## Task requirements:
Please give the price listed for "God of War II" in the game review.

Image" 'God of War II'
Sony
Kratos, the anti-hero of 'God of War 2,' will cut, rip and tear apart thousands of soldiers to regain his lost powers. It's one brutal, blood-soaked and thrilling ride.
By
msnbc.com contributor
updated 3/30/2007 7:07:46 PM ET 2007-03-30T23:07:46
Review

Fans of Sparta and blood-soaked combat, the real March madness has arrived.

If watching "300's" King Leonidas cut through thousands of Persian warriors didn't satiate your desire for hyper-violent swords-and-sandals action, then surely Sony's "God of War II" ($49.99) will have you pushing back from the table feeling quite full.

The sequel to 2005's mega-smash actioner is the unofficial swan song for the long-in-the-tooth PlayStation 2, but no retiring console could ask for a better send-off. This is button-busting action gaming at its finest and proof positive that you don't need a zillion polygons to create a compelling opus.

Anti-hero Kratos comes off his Olympian throne at the beginning of "God of War II" when an out of control ego gets the better of him. As punishment, he is tricked into giving up all of the powers gamers earned by the end of the first installment. It's a hoary plot device to set up a sequel, but since the quest to regain those powers is so thrilling, it isn't as detrimental as you fear when it first happens.

From the very first frame of animation, "God of War II" is pure testosterone-driven game play. The first sequence is a tutorial-in-disguise, positioning Kratos against nothing short of the fabled Colossus of Rhodes brought to life. Unlike the deadly first hour of "The Legend of Zelda: Twilight Princess" on the Nintendo Wii, this how-to-play sequence sets the tone for all to come. And what's coming? How about flights atop Pegasus? Or perhaps showdowns with some of the best creatures from Greek mythology, such as Cerberus, a Euryale (sister of Medusa), and the very model of modern hubris, Icarus?

(Page layout parsing data)
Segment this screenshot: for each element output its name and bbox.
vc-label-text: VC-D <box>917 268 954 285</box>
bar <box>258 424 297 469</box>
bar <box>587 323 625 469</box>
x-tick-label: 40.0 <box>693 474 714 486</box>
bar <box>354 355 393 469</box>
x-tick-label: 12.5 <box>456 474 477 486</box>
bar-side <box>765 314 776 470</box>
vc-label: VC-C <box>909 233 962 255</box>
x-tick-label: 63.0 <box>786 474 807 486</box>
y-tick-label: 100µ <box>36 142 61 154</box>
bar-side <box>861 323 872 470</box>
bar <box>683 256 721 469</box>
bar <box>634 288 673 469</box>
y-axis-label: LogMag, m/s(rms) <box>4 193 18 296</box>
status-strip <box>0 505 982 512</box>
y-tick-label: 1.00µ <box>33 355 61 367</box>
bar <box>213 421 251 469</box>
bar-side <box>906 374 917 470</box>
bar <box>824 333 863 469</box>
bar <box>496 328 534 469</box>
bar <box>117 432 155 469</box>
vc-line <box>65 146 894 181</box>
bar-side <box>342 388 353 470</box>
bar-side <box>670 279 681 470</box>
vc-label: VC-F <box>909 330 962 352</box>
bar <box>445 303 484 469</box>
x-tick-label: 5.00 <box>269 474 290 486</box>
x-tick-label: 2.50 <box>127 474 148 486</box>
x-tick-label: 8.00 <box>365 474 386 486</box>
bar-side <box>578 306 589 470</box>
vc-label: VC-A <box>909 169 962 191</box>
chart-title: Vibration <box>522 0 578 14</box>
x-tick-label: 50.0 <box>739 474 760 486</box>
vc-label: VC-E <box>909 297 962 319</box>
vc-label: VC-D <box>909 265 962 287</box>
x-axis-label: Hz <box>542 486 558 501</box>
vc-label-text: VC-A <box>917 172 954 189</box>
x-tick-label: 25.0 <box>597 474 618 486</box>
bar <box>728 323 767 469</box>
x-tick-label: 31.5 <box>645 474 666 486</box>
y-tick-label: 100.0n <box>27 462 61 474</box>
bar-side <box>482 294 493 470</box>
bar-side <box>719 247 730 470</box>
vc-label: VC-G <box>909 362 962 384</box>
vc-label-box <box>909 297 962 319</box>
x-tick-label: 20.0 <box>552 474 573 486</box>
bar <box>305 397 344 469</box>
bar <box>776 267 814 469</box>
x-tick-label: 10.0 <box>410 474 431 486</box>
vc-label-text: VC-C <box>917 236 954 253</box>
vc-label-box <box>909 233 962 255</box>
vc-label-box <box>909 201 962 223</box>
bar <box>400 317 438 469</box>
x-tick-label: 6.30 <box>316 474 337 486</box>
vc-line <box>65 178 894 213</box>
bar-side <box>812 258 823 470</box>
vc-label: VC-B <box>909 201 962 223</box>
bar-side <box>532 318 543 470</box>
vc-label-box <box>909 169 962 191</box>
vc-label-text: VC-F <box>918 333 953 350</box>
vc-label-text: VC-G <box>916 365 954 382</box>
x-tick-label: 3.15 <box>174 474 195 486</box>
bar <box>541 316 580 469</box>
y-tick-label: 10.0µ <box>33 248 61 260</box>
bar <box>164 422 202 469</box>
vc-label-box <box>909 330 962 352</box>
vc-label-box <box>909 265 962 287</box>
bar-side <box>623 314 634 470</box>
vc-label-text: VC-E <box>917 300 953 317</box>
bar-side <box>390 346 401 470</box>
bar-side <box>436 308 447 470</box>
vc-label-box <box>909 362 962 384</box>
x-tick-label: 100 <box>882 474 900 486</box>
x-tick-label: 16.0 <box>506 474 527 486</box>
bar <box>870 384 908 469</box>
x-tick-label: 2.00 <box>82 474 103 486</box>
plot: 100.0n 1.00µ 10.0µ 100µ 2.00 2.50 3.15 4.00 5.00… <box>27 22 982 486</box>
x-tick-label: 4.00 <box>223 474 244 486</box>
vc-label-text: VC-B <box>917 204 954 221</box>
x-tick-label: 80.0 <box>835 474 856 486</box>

## Task response:
$49.99